:: Extrait du texte ::

Des mesures à connaître
Une réalité que constate sur le terrain le ministre du Travail, de l’Emploi et de la Solidarité sociale, Jean Boulet. «J’essaie de faire la promotion des différentes mesures, mais je réalise que, souvent, elles ne sont pas assez connues, se désole-t-il. Je rencontre des entrepreneurs qui me disent par exemple qu’ils ne savaient pas qu’à l’occasion d’une réorganisation du travail qui vise à accroître la productivité, ils pouvaient avoir des subventions pour former leurs employés.»
Le ministre insiste sur l’importance des 254 conseillers aux entreprises qui sont répartis dans les 163 bureaux de Services Québec, la «porte d’entrée» pour les entreprises désirant de l’accompagnement.
Il rappelle que depuis janvier 2019, leur rôle a été «transformé», faisant de ces conseillers «de véritables consultants» pour les entreprises. «Ils peuvent les accompagner dans leurs efforts de recrutement, de gestion prévisionnelle de la main-d’œuvre ou des ressources humaines et cela donne de très bons résultats auprès des PME», assure Jean Boulet.

:::
:: Données de l'exercice ::

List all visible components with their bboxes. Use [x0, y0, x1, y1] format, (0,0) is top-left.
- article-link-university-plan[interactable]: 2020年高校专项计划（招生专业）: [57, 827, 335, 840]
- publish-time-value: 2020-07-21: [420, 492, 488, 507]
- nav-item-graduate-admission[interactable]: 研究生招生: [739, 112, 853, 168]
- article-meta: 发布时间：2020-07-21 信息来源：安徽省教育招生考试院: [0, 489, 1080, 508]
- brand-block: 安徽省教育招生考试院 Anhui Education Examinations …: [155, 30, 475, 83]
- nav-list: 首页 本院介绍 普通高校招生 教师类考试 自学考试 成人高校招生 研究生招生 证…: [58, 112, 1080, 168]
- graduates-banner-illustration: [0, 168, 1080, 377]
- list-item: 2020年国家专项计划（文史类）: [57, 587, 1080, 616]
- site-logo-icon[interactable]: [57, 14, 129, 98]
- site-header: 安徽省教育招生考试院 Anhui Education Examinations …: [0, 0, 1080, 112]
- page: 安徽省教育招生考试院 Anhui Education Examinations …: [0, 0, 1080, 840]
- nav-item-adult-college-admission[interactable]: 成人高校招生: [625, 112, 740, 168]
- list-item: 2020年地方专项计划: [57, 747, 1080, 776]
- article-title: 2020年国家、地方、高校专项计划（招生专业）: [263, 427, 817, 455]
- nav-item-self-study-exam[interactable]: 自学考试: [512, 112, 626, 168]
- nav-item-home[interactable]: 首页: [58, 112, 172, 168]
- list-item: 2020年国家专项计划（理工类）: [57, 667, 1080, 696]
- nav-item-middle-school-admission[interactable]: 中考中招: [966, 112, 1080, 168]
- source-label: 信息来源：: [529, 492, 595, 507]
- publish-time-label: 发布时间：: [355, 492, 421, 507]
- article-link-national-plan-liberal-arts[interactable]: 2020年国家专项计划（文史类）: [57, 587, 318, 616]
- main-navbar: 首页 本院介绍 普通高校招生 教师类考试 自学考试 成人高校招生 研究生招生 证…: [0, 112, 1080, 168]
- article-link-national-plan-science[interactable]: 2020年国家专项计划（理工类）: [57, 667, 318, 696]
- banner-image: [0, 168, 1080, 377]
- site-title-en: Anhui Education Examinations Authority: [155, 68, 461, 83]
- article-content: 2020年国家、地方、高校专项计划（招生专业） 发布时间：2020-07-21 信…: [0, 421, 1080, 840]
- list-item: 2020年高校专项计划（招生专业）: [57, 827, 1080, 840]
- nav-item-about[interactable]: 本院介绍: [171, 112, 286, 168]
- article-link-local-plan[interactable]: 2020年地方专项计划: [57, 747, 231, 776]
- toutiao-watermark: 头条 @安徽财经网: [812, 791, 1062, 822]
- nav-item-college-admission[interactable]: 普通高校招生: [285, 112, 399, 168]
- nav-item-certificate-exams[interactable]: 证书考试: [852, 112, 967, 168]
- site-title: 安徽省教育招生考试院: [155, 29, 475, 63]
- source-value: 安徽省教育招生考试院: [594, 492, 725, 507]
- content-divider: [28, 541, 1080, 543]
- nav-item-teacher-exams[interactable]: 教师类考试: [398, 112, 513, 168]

:::

Consignes:
A) Selon l'extrait sur les mesures méconnues, entre combien de bureaux de Services Québec les conseillers aux entreprises sont-ils répartis ?
B) Reprenez l'extrait sur les mesures méconnues à l'endroit où il s'arrête et poursuivez-le.

Réponses rédigées:
A) Entre 163 bureaux.

B)
La FCEI offre également des services d’accompagnement aux entrepreneurs, alors que les comités sectoriels de main-d’œuvre proposent parfois des programmes de formation. «Les organisations peuvent aussi regarder ce qui se passe dans leur communauté, puisqu’il existe plusieurs initiatives en collaboration avec des établissements universitaires, des cégeps et des écoles professionnelles», mentionne Manon Poirier, directrice générale de l’Ordre des conseillers en ressources humaines agréés (CRHA) du Québec.
Faire les bons choix
Au-delà de l’aspect financier, les dirigeants doivent aussi réfléchir au contenu des formations à proposer à leurs employés. Ce qui n’est pas si simple. «Même que cela représente un défi pour plusieurs PME qui n’ont pas de professionnels en ressources humaines pour les soutenir et pour s’assurer qu’ils font les bons choix», indique Manon Poirier. Il est toutefois possible pour les membres de l’Ordre d’agir à titre de consultants pour ces entreprises. «Ils peuvent les aider à faire le bon diagnostic et à répertorier l’offre disponible.»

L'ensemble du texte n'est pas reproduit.